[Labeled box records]
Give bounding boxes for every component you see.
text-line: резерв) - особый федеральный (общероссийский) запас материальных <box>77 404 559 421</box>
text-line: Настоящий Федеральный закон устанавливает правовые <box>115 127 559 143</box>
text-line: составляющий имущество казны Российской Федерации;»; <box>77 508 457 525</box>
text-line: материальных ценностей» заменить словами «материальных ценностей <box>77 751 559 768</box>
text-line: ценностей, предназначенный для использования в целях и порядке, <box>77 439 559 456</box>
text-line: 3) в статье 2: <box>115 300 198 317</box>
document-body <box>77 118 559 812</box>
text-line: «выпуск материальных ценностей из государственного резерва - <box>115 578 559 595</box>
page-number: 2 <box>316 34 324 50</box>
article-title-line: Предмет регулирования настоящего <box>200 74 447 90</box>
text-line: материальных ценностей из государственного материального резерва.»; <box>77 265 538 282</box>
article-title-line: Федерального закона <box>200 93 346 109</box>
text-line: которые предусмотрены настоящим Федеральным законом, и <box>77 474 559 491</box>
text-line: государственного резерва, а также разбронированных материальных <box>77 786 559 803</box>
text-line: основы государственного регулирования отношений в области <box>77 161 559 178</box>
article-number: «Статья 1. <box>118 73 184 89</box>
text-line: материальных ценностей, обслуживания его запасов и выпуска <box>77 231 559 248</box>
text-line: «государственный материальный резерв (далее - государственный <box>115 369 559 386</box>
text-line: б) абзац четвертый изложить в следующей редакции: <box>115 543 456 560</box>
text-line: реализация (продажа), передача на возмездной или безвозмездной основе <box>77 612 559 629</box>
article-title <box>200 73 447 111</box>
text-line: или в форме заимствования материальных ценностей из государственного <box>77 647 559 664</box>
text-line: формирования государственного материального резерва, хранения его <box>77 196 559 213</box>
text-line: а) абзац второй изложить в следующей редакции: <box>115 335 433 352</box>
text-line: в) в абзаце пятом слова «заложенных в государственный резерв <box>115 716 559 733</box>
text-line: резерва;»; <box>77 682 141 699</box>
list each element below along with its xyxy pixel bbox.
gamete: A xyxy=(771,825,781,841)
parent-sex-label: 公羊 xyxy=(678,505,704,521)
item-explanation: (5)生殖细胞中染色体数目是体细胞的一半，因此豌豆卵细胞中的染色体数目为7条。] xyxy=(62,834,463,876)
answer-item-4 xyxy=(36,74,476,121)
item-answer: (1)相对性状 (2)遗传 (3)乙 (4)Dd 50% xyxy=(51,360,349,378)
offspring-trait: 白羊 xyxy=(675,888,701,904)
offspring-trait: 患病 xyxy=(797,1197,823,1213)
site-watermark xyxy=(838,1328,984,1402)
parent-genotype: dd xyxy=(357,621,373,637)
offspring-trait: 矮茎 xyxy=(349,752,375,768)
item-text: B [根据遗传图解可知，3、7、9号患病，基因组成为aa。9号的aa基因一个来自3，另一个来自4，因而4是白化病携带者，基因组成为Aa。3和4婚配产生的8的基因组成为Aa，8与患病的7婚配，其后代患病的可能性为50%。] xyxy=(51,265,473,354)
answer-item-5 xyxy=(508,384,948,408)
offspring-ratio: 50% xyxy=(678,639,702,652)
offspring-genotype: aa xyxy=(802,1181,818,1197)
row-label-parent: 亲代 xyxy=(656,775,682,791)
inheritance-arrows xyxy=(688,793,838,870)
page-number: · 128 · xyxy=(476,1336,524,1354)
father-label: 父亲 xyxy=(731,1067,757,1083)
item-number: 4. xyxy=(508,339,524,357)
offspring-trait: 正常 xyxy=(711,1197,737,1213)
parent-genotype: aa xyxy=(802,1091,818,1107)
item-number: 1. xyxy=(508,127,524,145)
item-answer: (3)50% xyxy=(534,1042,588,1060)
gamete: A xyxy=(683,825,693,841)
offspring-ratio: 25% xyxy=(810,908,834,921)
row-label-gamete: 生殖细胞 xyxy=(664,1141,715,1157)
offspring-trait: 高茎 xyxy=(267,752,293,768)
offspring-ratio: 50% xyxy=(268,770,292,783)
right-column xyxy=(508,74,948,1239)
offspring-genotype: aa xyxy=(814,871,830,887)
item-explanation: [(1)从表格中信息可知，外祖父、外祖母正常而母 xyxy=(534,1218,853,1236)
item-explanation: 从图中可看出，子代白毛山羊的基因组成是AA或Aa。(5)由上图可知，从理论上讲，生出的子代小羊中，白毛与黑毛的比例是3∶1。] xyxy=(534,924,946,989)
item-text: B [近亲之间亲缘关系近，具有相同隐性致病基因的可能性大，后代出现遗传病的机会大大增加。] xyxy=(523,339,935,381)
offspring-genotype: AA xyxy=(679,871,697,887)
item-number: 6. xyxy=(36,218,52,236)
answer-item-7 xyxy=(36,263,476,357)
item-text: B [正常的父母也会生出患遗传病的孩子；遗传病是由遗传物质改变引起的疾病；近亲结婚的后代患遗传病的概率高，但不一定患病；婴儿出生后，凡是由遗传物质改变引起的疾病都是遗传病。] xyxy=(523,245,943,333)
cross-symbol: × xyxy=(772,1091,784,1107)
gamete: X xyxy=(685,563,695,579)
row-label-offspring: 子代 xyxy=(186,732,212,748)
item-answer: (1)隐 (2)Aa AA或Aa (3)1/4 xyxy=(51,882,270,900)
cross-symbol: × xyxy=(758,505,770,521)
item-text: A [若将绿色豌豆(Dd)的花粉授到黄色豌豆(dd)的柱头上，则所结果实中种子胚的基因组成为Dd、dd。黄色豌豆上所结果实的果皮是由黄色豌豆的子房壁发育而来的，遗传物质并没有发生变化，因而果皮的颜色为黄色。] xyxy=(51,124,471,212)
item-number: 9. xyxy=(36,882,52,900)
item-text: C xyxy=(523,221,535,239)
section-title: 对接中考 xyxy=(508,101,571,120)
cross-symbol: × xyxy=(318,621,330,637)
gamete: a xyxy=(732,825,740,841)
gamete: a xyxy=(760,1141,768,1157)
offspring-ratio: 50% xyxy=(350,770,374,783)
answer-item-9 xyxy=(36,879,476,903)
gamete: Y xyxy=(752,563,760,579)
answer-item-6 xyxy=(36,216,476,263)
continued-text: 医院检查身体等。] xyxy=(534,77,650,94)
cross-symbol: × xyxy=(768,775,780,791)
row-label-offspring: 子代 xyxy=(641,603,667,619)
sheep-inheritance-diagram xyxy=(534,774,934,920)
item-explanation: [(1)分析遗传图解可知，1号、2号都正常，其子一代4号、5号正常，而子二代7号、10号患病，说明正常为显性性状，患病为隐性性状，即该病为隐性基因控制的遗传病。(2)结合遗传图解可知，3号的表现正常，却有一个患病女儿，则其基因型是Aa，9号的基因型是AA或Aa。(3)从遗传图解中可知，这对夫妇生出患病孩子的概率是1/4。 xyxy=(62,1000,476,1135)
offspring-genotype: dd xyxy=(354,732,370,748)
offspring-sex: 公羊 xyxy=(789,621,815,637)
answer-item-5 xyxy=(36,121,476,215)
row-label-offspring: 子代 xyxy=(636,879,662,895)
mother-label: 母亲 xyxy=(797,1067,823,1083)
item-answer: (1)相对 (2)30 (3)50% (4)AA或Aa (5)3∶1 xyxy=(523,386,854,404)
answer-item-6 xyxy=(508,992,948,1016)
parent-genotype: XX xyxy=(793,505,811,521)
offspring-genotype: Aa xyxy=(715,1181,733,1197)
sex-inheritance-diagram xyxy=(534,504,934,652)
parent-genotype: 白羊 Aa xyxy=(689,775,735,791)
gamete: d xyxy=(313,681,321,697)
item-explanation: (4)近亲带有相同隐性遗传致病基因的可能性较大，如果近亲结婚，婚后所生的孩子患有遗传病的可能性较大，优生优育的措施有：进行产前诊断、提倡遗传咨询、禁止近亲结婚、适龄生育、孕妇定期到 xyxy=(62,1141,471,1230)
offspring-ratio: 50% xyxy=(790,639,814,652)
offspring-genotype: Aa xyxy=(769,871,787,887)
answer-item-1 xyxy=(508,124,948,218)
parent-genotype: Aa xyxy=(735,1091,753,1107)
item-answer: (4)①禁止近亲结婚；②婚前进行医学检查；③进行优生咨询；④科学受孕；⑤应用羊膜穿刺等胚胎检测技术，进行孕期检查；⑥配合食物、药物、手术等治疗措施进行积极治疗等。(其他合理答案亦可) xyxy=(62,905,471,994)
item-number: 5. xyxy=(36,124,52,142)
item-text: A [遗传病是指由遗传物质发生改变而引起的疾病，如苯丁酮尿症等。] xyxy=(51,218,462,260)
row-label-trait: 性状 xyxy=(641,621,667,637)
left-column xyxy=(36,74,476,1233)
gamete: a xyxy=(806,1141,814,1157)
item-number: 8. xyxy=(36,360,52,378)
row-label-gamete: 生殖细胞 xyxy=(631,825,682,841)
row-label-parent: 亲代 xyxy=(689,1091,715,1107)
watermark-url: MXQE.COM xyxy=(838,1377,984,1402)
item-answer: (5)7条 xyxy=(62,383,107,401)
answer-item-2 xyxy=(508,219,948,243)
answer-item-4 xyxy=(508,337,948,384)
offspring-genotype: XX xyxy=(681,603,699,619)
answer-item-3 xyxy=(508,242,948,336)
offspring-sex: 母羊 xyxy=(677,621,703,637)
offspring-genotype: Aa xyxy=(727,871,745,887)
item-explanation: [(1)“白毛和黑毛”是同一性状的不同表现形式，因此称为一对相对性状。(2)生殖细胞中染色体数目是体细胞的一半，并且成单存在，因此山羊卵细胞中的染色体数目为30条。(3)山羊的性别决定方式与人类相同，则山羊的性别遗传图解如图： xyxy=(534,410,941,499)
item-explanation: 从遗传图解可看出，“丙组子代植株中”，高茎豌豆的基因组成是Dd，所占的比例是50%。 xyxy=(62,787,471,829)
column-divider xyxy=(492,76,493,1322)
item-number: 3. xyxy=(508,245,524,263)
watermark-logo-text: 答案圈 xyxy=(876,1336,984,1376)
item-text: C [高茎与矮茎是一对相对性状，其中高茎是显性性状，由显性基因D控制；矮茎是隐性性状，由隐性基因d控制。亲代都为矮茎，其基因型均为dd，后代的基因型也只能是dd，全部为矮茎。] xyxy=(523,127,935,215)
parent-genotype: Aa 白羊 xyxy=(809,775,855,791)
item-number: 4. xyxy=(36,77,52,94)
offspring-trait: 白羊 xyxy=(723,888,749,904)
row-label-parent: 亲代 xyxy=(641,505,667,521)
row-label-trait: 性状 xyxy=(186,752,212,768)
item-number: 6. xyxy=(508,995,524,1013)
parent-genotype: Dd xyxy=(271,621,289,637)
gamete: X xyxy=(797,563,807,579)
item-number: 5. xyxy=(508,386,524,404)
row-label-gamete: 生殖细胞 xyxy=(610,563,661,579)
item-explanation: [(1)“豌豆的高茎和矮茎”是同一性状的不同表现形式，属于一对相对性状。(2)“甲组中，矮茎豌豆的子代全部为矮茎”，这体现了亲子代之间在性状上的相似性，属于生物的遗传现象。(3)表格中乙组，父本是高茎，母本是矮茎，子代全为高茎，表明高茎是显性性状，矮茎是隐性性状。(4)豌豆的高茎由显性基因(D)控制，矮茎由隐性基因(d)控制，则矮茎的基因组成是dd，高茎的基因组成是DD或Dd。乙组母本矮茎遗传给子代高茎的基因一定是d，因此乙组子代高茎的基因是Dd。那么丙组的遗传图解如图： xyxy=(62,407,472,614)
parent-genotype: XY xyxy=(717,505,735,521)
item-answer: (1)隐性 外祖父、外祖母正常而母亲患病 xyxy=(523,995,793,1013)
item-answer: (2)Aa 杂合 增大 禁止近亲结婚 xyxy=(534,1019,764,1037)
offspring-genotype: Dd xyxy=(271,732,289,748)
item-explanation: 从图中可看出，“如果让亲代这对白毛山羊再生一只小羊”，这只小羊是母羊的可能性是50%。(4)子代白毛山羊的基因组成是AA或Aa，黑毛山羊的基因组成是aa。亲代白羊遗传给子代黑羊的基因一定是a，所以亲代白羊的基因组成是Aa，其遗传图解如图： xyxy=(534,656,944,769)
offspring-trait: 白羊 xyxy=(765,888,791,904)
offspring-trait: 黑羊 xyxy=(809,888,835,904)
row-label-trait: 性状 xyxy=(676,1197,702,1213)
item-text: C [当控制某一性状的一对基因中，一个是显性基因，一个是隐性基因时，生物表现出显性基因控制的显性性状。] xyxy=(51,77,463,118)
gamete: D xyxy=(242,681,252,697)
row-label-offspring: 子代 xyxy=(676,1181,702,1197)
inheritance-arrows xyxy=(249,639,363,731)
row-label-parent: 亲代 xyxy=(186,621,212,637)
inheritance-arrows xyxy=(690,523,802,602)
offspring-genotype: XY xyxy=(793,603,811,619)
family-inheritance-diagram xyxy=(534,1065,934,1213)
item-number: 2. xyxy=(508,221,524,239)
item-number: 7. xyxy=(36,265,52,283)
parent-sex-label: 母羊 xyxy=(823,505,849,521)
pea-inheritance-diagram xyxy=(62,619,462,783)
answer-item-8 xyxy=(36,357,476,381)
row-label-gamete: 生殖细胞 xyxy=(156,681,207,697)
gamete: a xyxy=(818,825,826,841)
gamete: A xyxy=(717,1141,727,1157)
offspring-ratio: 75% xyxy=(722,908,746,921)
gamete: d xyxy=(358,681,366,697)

## Task to complete
Copy out the entries word for word, from the first one through the line containing "article-title-line: Федерального закона", including both ends.

## Correct response
Give bounding boxes for every component you see.
text-line: резерв) - особый федеральный (общероссийский) запас материальных <box>77 404 559 421</box>
text-line: Настоящий Федеральный закон устанавливает правовые <box>115 127 559 143</box>
text-line: составляющий имущество казны Российской Федерации;»; <box>77 508 457 525</box>
text-line: материальных ценностей» заменить словами «материальных ценностей <box>77 751 559 768</box>
text-line: ценностей, предназначенный для использования в целях и порядке, <box>77 439 559 456</box>
text-line: 3) в статье 2: <box>115 300 198 317</box>
document-body <box>77 118 559 812</box>
text-line: «выпуск материальных ценностей из государственного резерва - <box>115 578 559 595</box>
page-number: 2 <box>316 34 324 50</box>
article-title-line: Предмет регулирования настоящего <box>200 74 447 90</box>
text-line: материальных ценностей из государственного материального резерва.»; <box>77 265 538 282</box>
article-title-line: Федерального закона <box>200 93 346 109</box>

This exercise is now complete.